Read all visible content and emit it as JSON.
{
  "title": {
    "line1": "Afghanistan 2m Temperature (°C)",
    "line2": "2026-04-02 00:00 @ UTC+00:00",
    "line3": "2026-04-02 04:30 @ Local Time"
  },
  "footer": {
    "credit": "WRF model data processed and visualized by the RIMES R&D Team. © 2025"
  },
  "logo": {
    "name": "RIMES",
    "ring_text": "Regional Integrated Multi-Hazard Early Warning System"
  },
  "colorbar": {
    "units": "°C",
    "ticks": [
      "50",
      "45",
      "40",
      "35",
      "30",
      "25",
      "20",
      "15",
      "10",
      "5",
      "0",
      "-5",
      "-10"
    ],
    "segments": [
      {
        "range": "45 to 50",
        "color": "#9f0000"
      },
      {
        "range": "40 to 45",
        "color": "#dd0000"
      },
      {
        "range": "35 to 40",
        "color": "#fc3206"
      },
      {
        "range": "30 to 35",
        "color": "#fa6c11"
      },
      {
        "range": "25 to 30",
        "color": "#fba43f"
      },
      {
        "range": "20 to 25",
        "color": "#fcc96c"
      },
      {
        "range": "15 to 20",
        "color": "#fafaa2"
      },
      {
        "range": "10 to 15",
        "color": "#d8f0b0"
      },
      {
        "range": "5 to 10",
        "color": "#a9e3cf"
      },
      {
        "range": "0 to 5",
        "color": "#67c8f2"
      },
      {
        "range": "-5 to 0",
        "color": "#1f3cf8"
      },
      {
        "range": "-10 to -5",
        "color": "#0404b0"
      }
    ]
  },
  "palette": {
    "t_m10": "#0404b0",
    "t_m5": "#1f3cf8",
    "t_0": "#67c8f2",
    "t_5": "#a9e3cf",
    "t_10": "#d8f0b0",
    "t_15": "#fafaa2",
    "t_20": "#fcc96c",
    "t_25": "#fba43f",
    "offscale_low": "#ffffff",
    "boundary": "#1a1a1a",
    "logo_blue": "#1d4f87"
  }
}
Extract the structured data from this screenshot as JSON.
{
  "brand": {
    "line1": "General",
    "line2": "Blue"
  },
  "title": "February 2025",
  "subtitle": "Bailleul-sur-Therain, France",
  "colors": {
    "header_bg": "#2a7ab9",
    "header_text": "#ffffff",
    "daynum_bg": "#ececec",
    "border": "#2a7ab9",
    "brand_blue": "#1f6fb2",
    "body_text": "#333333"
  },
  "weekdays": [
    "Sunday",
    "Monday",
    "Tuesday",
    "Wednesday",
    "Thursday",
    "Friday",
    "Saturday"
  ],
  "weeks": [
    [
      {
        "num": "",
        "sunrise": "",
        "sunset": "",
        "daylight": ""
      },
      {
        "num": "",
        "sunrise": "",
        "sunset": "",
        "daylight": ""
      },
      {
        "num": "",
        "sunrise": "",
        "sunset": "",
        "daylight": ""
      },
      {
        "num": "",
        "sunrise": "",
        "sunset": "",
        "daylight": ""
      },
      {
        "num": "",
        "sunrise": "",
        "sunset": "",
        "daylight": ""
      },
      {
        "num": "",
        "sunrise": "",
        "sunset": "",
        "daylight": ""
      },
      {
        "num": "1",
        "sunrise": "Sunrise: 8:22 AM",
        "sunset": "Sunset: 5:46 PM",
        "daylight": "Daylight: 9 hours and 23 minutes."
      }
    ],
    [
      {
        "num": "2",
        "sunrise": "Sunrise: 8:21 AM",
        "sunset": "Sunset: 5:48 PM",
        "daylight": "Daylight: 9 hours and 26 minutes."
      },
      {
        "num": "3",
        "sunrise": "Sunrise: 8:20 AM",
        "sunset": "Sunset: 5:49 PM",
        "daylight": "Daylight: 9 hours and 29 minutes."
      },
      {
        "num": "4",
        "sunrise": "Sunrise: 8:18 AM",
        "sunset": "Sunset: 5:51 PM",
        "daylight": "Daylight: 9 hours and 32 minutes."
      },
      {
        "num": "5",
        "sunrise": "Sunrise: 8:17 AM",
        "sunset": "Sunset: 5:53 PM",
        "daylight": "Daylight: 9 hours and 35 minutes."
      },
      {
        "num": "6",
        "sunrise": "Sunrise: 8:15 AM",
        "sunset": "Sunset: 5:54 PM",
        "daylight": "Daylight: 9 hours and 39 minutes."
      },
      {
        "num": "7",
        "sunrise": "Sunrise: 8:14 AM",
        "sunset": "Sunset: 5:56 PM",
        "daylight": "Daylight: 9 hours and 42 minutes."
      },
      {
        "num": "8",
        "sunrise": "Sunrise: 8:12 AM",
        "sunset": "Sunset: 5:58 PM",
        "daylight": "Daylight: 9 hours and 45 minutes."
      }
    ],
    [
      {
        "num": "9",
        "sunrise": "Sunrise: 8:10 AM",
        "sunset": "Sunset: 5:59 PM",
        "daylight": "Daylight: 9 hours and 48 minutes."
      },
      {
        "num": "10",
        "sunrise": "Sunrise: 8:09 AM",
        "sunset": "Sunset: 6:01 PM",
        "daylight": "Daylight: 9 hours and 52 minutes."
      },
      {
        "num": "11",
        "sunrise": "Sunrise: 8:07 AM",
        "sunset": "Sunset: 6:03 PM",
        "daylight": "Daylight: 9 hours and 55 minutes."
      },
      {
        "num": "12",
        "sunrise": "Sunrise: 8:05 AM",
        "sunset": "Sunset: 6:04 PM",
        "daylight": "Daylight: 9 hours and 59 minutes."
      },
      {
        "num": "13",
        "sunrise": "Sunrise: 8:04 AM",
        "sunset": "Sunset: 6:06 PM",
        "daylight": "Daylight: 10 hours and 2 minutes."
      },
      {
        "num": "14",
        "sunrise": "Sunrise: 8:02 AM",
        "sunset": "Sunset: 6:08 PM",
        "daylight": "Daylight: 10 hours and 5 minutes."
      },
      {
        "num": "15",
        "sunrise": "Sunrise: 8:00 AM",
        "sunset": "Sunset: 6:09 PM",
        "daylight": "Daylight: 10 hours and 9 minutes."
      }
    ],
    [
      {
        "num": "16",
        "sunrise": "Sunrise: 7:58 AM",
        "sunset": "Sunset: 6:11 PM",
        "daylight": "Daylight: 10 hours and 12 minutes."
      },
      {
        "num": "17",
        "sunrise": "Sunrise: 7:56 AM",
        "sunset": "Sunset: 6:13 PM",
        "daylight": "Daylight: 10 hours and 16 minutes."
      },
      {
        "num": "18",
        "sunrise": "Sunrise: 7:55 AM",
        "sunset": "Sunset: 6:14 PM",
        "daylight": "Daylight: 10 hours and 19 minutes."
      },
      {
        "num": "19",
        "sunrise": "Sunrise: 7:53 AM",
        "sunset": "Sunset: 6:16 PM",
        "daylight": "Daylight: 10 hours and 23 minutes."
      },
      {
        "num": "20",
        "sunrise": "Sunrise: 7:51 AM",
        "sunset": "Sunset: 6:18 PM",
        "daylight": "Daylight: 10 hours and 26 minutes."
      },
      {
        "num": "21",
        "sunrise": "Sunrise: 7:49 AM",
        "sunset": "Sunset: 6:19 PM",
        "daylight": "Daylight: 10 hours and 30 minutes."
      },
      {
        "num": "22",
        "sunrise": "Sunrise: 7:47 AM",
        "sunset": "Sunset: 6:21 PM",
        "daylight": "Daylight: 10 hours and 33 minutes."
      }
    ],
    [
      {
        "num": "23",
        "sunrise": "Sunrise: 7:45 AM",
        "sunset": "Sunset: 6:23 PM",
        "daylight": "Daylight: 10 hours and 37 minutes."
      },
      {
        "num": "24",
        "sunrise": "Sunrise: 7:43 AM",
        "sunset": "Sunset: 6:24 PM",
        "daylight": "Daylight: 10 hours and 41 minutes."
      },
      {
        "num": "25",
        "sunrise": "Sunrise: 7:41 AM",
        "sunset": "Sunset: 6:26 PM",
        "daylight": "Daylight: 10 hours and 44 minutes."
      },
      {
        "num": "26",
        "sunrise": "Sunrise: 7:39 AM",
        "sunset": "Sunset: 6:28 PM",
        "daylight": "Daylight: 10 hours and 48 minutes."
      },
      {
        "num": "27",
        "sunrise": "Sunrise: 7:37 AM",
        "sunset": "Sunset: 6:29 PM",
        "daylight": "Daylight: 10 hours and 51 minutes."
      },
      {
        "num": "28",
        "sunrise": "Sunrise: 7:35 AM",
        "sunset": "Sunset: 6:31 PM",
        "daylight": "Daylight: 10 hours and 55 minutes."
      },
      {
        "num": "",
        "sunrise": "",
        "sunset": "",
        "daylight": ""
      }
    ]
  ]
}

◆ ◆ ◆ ◆

Objective
For the listing above, identify each line bearing "ffffff".

Result
    "offscale_low": "#ffffff",
    "header_text": "#ffffff",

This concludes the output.